=== GIVEN PROBLEM ===
Exactly as they appear, output all of the entries.

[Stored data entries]
- - - - - - -
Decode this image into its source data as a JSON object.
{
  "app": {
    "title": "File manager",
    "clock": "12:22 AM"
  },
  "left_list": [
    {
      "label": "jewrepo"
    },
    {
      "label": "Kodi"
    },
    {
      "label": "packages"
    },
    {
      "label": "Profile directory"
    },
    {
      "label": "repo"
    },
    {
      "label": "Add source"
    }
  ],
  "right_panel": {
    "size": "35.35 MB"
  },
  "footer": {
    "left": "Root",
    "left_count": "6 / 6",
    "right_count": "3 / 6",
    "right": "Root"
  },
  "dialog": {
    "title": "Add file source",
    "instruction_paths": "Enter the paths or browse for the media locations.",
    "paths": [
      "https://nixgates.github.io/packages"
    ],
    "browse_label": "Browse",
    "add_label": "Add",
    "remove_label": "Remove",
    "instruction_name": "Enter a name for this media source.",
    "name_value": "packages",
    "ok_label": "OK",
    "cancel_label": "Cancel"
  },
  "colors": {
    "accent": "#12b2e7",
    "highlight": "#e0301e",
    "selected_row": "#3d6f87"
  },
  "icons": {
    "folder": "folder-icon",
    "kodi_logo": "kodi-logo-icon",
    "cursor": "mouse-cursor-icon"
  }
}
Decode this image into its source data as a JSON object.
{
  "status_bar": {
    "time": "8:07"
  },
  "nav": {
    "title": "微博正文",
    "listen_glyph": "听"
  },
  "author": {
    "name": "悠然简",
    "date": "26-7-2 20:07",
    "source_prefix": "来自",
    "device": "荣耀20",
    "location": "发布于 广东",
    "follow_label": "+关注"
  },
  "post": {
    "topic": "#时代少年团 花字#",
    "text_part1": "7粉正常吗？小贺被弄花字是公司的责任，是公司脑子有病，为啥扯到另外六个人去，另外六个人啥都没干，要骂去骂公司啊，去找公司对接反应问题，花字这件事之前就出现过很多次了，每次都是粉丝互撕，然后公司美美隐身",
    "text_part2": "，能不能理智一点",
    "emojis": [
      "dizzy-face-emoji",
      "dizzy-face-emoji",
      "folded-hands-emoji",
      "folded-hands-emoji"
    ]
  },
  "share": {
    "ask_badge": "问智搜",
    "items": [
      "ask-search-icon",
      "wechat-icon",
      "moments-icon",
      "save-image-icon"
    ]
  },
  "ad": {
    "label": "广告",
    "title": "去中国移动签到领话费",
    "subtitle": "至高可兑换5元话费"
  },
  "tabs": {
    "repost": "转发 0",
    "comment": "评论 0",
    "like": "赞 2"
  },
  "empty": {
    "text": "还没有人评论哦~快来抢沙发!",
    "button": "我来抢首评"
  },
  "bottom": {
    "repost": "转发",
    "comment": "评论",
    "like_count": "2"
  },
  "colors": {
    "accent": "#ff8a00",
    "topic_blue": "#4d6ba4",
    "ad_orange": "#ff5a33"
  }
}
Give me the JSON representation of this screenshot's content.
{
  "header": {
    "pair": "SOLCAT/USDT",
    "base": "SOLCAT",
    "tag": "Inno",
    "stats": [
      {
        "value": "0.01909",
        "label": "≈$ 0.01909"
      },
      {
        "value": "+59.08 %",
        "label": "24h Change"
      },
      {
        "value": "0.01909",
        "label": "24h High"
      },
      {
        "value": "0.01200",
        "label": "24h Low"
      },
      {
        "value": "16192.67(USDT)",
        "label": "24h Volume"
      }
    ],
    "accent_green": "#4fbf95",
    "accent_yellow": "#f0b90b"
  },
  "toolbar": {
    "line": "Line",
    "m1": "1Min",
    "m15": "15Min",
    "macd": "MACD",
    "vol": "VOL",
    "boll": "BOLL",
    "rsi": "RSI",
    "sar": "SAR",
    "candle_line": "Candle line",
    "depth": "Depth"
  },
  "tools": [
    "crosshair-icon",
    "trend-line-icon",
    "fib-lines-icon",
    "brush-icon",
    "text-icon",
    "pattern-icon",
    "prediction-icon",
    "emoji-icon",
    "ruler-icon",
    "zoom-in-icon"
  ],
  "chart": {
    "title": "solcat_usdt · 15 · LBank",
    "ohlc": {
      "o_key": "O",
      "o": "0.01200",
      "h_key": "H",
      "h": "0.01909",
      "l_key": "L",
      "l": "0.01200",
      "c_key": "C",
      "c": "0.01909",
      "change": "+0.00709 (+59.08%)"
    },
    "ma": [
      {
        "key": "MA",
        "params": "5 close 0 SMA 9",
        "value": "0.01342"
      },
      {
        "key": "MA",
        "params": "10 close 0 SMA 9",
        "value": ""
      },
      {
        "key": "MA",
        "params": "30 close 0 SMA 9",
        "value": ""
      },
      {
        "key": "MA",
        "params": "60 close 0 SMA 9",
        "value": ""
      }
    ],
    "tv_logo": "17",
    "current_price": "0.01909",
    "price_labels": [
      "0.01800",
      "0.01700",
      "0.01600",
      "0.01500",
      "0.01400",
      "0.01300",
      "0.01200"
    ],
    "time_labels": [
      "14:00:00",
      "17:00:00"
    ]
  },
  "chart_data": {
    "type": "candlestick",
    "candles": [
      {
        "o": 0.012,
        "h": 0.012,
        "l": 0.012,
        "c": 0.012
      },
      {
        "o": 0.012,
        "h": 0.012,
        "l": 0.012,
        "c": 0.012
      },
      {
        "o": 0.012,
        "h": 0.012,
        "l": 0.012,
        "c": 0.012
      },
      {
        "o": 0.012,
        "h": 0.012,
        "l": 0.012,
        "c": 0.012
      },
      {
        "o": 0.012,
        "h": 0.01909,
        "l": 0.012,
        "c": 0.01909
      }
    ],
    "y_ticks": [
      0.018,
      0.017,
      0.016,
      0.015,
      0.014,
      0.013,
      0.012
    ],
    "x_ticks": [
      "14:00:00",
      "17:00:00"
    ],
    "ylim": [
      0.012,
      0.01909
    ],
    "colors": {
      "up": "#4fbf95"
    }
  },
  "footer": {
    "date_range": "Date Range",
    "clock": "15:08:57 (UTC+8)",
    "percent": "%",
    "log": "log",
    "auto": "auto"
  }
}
- - - - - - -
=== EXERCISE RESULT ===
Decode this image into its source data as a JSON object.
{
  "app": {
    "title": "File manager",
    "clock": "12:22 AM"
  },
  "left_list": [
    {
      "label": "jewrepo"
    },
    {
      "label": "Kodi"
    },
    {
      "label": "packages"
    },
    {
      "label": "Profile directory"
    },
    {
      "label": "repo"
    },
    {
      "label": "Add source"
    }
  ],
  "right_panel": {
    "size": "35.35 MB"
  },
  "footer": {
    "left": "Root",
    "left_count": "6 / 6",
    "right_count": "3 / 6",
    "right": "Root"
  },
  "dialog": {
    "title": "Add file source",
    "instruction_paths": "Enter the paths or browse for the media locations.",
    "paths": [
      "https://nixgates.github.io/packages"
    ],
    "browse_label": "Browse",
    "add_label": "Add",
    "remove_label": "Remove",
    "instruction_name": "Enter a name for this media source.",
    "name_value": "packages",
    "ok_label": "OK",
    "cancel_label": "Cancel"
  },
  "colors": {
    "accent": "#12b2e7",
    "highlight": "#e0301e",
    "selected_row": "#3d6f87"
  },
  "icons": {
    "folder": "folder-icon",
    "kodi_logo": "kodi-logo-icon",
    "cursor": "mouse-cursor-icon"
  }
}
Decode this image into its source data as a JSON object.
{
  "status_bar": {
    "time": "8:07"
  },
  "nav": {
    "title": "微博正文",
    "listen_glyph": "听"
  },
  "author": {
    "name": "悠然简",
    "date": "26-7-2 20:07",
    "source_prefix": "来自",
    "device": "荣耀20",
    "location": "发布于 广东",
    "follow_label": "+关注"
  },
  "post": {
    "topic": "#时代少年团 花字#",
    "text_part1": "7粉正常吗？小贺被弄花字是公司的责任，是公司脑子有病，为啥扯到另外六个人去，另外六个人啥都没干，要骂去骂公司啊，去找公司对接反应问题，花字这件事之前就出现过很多次了，每次都是粉丝互撕，然后公司美美隐身",
    "text_part2": "，能不能理智一点",
    "emojis": [
      "dizzy-face-emoji",
      "dizzy-face-emoji",
      "folded-hands-emoji",
      "folded-hands-emoji"
    ]
  },
  "share": {
    "ask_badge": "问智搜",
    "items": [
      "ask-search-icon",
      "wechat-icon",
      "moments-icon",
      "save-image-icon"
    ]
  },
  "ad": {
    "label": "广告",
    "title": "去中国移动签到领话费",
    "subtitle": "至高可兑换5元话费"
  },
  "tabs": {
    "repost": "转发 0",
    "comment": "评论 0",
    "like": "赞 2"
  },
  "empty": {
    "text": "还没有人评论哦~快来抢沙发!",
    "button": "我来抢首评"
  },
  "bottom": {
    "repost": "转发",
    "comment": "评论",
    "like_count": "2"
  },
  "colors": {
    "accent": "#ff8a00",
    "topic_blue": "#4d6ba4",
    "ad_orange": "#ff5a33"
  }
}
Give me the JSON representation of this screenshot's content.
{
  "header": {
    "pair": "SOLCAT/USDT",
    "base": "SOLCAT",
    "tag": "Inno",
    "stats": [
      {
        "value": "0.01909",
        "label": "≈$ 0.01909"
      },
      {
        "value": "+59.08 %",
        "label": "24h Change"
      },
      {
        "value": "0.01909",
        "label": "24h High"
      },
      {
        "value": "0.01200",
        "label": "24h Low"
      },
      {
        "value": "16192.67(USDT)",
        "label": "24h Volume"
      }
    ],
    "accent_green": "#4fbf95",
    "accent_yellow": "#f0b90b"
  },
  "toolbar": {
    "line": "Line",
    "m1": "1Min",
    "m15": "15Min",
    "macd": "MACD",
    "vol": "VOL",
    "boll": "BOLL",
    "rsi": "RSI",
    "sar": "SAR",
    "candle_line": "Candle line",
    "depth": "Depth"
  },
  "tools": [
    "crosshair-icon",
    "trend-line-icon",
    "fib-lines-icon",
    "brush-icon",
    "text-icon",
    "pattern-icon",
    "prediction-icon",
    "emoji-icon",
    "ruler-icon",
    "zoom-in-icon"
  ],
  "chart": {
    "title": "solcat_usdt · 15 · LBank",
    "ohlc": {
      "o_key": "O",
      "o": "0.01200",
      "h_key": "H",
      "h": "0.01909",
      "l_key": "L",
      "l": "0.01200",
      "c_key": "C",
      "c": "0.01909",
      "change": "+0.00709 (+59.08%)"
    },
    "ma": [
      {
        "key": "MA",
        "params": "5 close 0 SMA 9",
        "value": "0.01342"
      },
      {
        "key": "MA",
        "params": "10 close 0 SMA 9",
        "value": ""
      },
      {
        "key": "MA",
        "params": "30 close 0 SMA 9",
        "value": ""
      },
      {
        "key": "MA",
        "params": "60 close 0 SMA 9",
        "value": ""
      }
    ],
    "tv_logo": "17",
    "current_price": "0.01909",
    "price_labels": [
      "0.01800",
      "0.01700",
      "0.01600",
      "0.01500",
      "0.01400",
      "0.01300",
      "0.01200"
    ],
    "time_labels": [
      "14:00:00",
      "17:00:00"
    ]
  },
  "chart_data": {
    "type": "candlestick",
    "candles": [
      {
        "o": 0.012,
        "h": 0.012,
        "l": 0.012,
        "c": 0.012
      },
      {
        "o": 0.012,
        "h": 0.012,
        "l": 0.012,
        "c": 0.012
      },
      {
        "o": 0.012,
        "h": 0.012,
        "l": 0.012,
        "c": 0.012
      },
      {
        "o": 0.012,
        "h": 0.012,
        "l": 0.012,
        "c": 0.012
      },
      {
        "o": 0.012,
        "h": 0.01909,
        "l": 0.012,
        "c": 0.01909
      }
    ],
    "y_ticks": [
      0.018,
      0.017,
      0.016,
      0.015,
      0.014,
      0.013,
      0.012
    ],
    "x_ticks": [
      "14:00:00",
      "17:00:00"
    ],
    "ylim": [
      0.012,
      0.01909
    ],
    "colors": {
      "up": "#4fbf95"
    }
  },
  "footer": {
    "date_range": "Date Range",
    "clock": "15:08:57 (UTC+8)",
    "percent": "%",
    "log": "log",
    "auto": "auto"
  }
}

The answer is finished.